>> begin Records for the task
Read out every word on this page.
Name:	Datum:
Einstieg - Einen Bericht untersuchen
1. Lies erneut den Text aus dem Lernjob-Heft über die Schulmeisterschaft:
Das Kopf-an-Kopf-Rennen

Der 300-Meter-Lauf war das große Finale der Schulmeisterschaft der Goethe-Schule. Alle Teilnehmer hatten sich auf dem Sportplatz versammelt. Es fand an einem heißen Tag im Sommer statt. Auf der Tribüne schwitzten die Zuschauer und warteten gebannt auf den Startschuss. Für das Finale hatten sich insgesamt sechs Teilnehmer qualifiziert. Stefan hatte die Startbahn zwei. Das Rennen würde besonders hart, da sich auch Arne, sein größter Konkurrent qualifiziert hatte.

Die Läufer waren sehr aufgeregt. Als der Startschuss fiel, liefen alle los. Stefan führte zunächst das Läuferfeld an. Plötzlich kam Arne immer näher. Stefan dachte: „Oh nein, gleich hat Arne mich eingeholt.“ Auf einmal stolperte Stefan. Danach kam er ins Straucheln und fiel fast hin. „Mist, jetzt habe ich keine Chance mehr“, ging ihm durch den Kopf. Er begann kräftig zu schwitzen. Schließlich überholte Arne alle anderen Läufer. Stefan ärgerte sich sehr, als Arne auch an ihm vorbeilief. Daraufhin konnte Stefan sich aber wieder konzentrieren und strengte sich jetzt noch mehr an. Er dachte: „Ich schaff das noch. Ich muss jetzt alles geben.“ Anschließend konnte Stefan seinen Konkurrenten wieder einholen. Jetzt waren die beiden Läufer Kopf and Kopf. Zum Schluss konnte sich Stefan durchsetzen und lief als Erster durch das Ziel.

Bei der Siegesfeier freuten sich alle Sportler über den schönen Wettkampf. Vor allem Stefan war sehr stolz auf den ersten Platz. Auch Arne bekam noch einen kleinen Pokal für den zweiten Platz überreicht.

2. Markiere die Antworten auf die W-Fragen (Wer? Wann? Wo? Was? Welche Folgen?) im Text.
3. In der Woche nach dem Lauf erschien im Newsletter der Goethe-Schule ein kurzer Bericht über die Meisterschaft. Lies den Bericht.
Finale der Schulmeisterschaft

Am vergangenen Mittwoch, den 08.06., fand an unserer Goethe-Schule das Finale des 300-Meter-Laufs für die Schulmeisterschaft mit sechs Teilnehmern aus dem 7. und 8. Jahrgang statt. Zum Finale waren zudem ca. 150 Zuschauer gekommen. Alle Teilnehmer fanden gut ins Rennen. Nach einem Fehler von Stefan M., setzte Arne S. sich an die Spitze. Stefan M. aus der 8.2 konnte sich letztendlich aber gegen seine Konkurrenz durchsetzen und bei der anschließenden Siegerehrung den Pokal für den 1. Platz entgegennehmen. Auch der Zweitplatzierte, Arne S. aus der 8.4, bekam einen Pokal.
>> end Records for the task
:: What is being asked ::
Identify each line containing the string "Text" and copy it out.

:: Task solution ::
1. Lies erneut den Text aus dem Lernjob-Heft über die Schulmeisterschaft:
2. Markiere die Antworten auf die W-Fragen (Wer? Wann? Wo? Was? Welche Folgen?) im Text.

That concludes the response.